SUPPLIED DATA:
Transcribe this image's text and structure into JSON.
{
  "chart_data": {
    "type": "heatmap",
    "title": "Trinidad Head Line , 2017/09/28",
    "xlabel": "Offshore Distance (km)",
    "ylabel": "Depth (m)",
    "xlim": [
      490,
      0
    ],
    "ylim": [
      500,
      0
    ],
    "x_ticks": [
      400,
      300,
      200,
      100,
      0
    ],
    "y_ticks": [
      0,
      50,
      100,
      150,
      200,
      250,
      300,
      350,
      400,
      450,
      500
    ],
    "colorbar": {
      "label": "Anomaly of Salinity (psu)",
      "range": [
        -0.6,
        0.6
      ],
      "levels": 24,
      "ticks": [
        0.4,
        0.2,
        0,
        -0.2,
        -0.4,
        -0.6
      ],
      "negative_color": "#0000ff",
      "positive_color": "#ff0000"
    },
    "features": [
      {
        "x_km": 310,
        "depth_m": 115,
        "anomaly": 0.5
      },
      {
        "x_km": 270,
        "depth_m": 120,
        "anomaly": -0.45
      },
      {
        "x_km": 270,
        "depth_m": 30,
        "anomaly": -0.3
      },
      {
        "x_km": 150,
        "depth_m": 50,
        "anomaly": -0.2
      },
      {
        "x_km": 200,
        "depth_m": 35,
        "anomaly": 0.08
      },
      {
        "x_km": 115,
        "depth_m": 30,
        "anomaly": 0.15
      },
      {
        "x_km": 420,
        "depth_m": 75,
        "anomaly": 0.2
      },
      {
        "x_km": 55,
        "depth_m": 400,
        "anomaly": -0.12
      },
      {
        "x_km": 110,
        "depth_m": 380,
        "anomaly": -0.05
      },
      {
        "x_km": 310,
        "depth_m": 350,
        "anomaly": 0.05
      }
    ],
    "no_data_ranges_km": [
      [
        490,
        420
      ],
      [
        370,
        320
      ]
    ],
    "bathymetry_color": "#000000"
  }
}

GIVEN REQUEST:
Recite the full listing above exactly.

SOLUTION TO THE PROBLEM:
Transcribe this image's text and structure into JSON.
{
  "chart_data": {
    "type": "heatmap",
    "title": "Trinidad Head Line , 2017/09/28",
    "xlabel": "Offshore Distance (km)",
    "ylabel": "Depth (m)",
    "xlim": [
      490,
      0
    ],
    "ylim": [
      500,
      0
    ],
    "x_ticks": [
      400,
      300,
      200,
      100,
      0
    ],
    "y_ticks": [
      0,
      50,
      100,
      150,
      200,
      250,
      300,
      350,
      400,
      450,
      500
    ],
    "colorbar": {
      "label": "Anomaly of Salinity (psu)",
      "range": [
        -0.6,
        0.6
      ],
      "levels": 24,
      "ticks": [
        0.4,
        0.2,
        0,
        -0.2,
        -0.4,
        -0.6
      ],
      "negative_color": "#0000ff",
      "positive_color": "#ff0000"
    },
    "features": [
      {
        "x_km": 310,
        "depth_m": 115,
        "anomaly": 0.5
      },
      {
        "x_km": 270,
        "depth_m": 120,
        "anomaly": -0.45
      },
      {
        "x_km": 270,
        "depth_m": 30,
        "anomaly": -0.3
      },
      {
        "x_km": 150,
        "depth_m": 50,
        "anomaly": -0.2
      },
      {
        "x_km": 200,
        "depth_m": 35,
        "anomaly": 0.08
      },
      {
        "x_km": 115,
        "depth_m": 30,
        "anomaly": 0.15
      },
      {
        "x_km": 420,
        "depth_m": 75,
        "anomaly": 0.2
      },
      {
        "x_km": 55,
        "depth_m": 400,
        "anomaly": -0.12
      },
      {
        "x_km": 110,
        "depth_m": 380,
        "anomaly": -0.05
      },
      {
        "x_km": 310,
        "depth_m": 350,
        "anomaly": 0.05
      }
    ],
    "no_data_ranges_km": [
      [
        490,
        420
      ],
      [
        370,
        320
      ]
    ],
    "bathymetry_color": "#000000"
  }
}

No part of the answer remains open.